Entries with figure data

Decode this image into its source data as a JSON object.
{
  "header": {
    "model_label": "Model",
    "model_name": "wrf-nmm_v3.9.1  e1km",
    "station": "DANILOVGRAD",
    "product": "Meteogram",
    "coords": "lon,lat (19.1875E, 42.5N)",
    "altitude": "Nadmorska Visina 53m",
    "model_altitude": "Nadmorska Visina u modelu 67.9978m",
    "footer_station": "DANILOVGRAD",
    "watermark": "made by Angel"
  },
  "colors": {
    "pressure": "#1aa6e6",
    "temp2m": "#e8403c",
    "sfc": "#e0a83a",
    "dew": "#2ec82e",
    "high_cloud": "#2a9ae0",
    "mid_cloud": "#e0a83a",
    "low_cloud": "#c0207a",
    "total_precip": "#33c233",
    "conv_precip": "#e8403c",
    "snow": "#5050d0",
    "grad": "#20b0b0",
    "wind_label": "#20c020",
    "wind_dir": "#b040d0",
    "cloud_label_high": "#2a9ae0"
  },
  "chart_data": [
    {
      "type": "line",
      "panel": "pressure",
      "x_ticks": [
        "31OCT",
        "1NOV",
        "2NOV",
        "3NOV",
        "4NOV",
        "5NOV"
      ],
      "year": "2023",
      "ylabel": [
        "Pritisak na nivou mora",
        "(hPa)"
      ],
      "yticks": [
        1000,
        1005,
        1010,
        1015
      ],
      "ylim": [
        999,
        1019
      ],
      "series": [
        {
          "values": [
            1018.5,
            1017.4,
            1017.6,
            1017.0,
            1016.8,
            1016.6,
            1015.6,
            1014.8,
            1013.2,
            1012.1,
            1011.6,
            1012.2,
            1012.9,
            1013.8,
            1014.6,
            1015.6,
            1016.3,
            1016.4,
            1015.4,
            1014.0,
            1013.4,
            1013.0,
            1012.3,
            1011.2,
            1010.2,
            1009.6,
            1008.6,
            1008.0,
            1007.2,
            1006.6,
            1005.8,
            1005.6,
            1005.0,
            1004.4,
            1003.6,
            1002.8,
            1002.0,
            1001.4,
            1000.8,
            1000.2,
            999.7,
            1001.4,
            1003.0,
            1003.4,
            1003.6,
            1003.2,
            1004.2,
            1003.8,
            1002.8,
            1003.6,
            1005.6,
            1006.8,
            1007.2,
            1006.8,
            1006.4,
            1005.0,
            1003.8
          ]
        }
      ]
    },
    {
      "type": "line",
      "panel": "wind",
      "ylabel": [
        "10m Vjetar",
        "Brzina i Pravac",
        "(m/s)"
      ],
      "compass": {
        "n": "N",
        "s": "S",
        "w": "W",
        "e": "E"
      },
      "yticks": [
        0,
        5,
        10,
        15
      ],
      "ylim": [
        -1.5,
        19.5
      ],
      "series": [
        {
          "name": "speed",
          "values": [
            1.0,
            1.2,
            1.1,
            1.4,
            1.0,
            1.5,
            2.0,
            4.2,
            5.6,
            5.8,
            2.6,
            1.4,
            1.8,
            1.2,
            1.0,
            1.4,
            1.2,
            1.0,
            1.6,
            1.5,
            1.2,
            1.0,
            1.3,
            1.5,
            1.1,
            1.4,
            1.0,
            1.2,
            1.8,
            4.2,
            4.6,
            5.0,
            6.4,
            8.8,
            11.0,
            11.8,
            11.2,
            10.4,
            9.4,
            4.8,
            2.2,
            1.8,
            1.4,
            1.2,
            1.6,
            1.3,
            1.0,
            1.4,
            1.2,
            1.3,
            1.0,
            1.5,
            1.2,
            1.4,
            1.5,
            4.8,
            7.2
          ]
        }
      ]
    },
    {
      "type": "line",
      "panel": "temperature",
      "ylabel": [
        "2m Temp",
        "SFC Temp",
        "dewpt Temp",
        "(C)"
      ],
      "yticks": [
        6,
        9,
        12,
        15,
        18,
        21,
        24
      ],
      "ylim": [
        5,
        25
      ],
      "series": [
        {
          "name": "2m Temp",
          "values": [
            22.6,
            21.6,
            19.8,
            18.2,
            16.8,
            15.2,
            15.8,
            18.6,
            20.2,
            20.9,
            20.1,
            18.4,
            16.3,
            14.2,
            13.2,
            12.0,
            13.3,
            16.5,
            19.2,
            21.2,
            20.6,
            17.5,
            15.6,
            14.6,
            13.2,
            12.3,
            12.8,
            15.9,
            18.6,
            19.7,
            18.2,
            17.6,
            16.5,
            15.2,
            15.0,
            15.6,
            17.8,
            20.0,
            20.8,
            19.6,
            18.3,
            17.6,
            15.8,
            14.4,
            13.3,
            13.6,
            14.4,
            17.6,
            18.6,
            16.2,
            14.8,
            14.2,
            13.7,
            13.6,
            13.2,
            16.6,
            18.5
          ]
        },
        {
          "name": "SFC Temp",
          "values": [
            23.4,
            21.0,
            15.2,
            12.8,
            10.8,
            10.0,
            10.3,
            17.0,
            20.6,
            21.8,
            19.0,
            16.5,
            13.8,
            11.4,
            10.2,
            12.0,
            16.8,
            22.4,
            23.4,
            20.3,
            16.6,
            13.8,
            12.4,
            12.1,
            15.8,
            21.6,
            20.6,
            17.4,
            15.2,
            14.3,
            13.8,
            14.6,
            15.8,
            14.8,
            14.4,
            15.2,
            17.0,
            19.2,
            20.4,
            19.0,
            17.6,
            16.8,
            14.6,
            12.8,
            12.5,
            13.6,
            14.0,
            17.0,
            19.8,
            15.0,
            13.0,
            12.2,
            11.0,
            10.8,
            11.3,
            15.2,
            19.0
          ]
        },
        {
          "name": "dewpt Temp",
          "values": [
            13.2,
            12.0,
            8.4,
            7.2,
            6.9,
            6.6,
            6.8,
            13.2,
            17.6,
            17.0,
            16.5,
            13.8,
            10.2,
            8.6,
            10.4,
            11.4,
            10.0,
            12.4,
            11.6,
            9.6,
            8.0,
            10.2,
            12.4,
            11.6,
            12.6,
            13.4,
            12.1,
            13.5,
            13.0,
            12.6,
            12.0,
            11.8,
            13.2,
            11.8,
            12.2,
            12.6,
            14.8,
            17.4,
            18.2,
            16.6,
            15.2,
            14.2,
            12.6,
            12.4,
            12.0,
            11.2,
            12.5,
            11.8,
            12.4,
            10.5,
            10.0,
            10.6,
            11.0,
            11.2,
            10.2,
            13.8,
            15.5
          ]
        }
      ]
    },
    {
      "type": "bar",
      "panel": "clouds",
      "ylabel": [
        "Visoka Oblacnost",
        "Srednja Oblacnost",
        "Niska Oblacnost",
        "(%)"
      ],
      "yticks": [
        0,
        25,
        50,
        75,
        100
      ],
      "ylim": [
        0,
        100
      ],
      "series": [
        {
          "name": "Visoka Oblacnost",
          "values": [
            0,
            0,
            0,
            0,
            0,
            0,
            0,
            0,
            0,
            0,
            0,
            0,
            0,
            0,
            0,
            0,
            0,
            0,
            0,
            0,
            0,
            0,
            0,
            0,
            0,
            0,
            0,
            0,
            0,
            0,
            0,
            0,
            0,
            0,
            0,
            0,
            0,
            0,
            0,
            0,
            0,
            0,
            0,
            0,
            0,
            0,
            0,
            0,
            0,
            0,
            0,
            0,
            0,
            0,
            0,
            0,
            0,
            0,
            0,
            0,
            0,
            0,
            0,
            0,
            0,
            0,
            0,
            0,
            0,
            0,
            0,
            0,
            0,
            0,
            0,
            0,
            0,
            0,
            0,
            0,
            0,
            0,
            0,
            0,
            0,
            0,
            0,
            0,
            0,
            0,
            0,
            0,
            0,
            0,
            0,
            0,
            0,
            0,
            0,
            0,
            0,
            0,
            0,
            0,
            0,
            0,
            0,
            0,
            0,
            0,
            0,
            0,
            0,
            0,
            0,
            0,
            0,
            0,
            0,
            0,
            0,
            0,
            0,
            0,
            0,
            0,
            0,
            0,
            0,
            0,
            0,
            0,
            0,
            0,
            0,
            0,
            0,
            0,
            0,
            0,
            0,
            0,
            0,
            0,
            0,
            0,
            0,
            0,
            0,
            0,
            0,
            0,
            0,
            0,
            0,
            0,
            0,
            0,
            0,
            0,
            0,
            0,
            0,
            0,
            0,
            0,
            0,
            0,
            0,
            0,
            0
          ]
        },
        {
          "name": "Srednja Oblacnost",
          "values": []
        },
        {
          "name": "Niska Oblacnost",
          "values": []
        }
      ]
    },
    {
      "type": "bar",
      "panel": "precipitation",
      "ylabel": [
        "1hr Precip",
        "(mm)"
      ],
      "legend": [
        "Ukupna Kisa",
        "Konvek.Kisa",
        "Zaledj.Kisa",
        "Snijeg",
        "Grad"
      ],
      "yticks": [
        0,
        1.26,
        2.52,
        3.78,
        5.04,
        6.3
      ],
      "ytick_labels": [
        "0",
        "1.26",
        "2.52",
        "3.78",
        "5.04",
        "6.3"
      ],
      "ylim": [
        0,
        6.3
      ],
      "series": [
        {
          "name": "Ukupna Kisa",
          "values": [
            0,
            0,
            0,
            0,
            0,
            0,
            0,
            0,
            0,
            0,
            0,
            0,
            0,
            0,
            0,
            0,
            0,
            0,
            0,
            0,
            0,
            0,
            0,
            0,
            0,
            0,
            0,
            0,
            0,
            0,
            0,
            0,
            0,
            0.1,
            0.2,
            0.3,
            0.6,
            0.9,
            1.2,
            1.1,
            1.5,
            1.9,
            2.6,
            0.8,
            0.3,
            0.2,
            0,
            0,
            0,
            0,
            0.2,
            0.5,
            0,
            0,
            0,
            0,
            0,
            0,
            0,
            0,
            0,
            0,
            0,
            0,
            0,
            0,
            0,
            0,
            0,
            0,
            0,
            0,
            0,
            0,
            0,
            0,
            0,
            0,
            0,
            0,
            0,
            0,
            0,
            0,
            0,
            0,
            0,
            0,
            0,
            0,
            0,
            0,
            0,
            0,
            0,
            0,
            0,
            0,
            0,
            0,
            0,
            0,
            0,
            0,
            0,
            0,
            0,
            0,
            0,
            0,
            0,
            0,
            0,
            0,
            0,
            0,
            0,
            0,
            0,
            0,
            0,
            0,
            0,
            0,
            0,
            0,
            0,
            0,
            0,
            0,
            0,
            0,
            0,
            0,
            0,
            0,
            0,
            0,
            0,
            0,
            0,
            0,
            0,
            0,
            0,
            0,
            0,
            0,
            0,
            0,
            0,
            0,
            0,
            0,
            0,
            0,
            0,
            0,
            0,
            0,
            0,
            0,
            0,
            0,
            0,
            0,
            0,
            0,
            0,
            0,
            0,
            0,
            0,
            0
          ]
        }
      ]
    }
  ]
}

Request
Report the number of lines that contain "DANILOVGRAD", with no other words.

Task answer
2